(Stored items from a collection)
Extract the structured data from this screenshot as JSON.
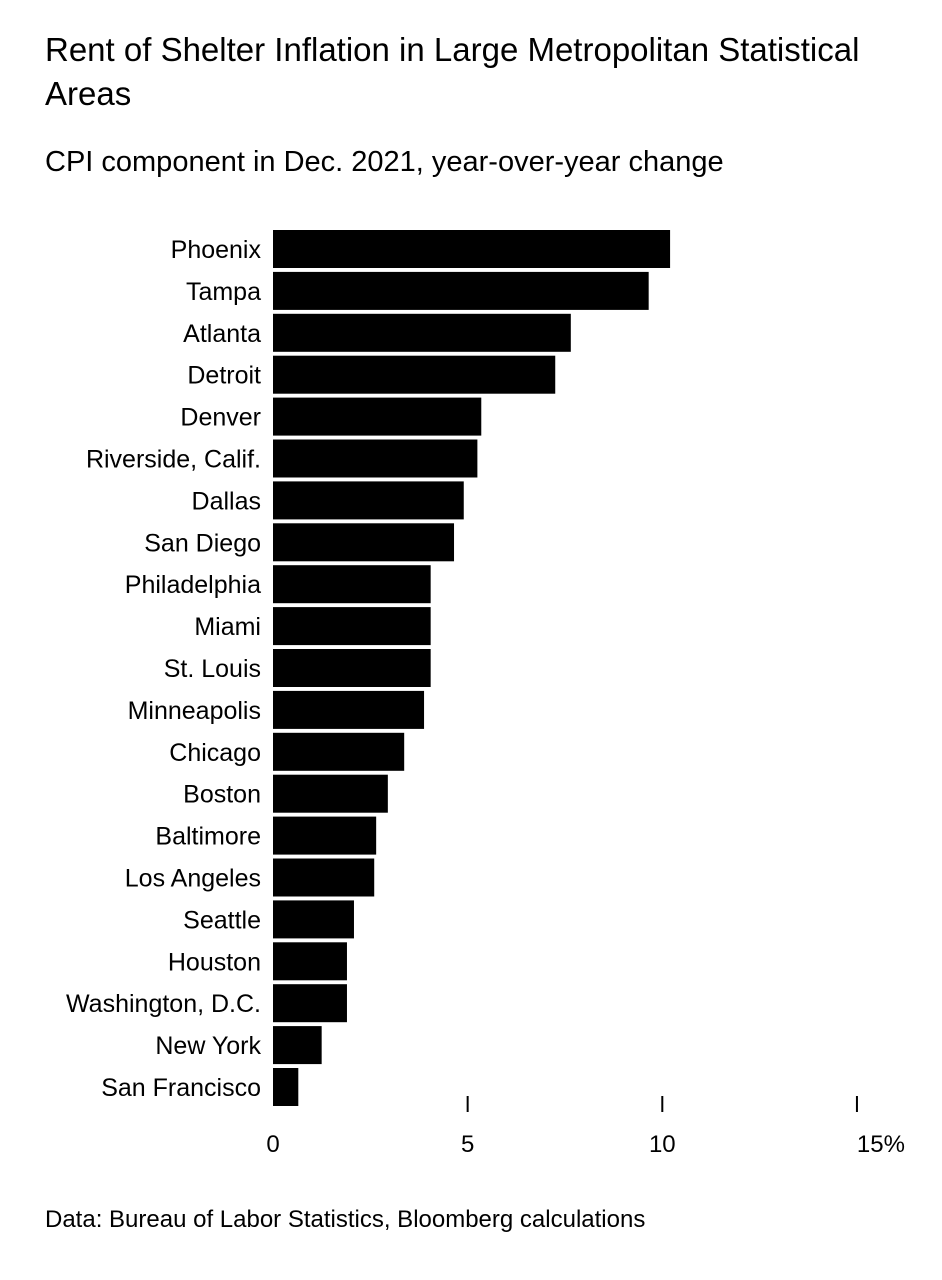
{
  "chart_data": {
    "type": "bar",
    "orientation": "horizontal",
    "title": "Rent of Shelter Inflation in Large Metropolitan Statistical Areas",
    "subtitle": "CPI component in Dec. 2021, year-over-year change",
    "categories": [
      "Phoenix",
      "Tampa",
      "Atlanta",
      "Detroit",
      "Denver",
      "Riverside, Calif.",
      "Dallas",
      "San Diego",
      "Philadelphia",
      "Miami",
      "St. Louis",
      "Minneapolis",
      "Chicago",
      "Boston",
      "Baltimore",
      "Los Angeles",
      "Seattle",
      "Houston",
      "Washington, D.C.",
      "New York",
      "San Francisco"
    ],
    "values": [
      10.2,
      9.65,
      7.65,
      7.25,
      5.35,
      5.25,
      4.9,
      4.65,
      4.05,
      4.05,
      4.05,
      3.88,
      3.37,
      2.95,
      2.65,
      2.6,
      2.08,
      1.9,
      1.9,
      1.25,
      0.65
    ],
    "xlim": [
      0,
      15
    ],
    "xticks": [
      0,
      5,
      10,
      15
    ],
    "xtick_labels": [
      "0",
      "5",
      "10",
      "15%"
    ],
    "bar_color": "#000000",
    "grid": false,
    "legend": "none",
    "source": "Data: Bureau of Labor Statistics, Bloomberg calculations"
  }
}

...

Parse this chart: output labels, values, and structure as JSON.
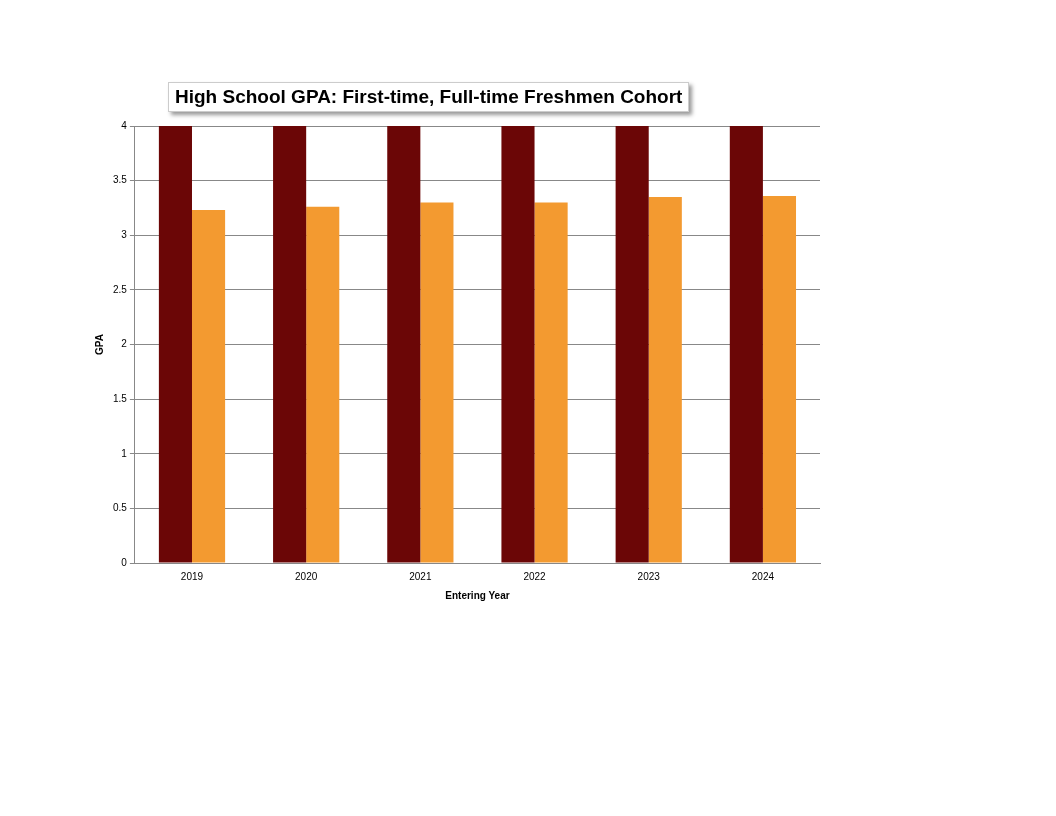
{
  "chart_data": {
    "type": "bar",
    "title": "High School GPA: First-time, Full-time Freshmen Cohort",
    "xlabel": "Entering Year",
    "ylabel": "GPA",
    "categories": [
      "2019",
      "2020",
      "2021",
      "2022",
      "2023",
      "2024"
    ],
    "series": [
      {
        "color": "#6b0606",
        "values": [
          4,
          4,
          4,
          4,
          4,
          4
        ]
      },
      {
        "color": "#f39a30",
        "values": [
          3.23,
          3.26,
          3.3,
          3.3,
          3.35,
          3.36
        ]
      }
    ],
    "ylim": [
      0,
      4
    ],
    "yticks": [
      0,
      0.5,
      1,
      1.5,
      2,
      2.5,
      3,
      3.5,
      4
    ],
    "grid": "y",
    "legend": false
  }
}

Given instruction –
Select all lines with the word "values" from the entries above.

Solution to the problem –
    "values": [
Parse this chart: output labels, values, and structure as JSON.
        "values": [
        "values": [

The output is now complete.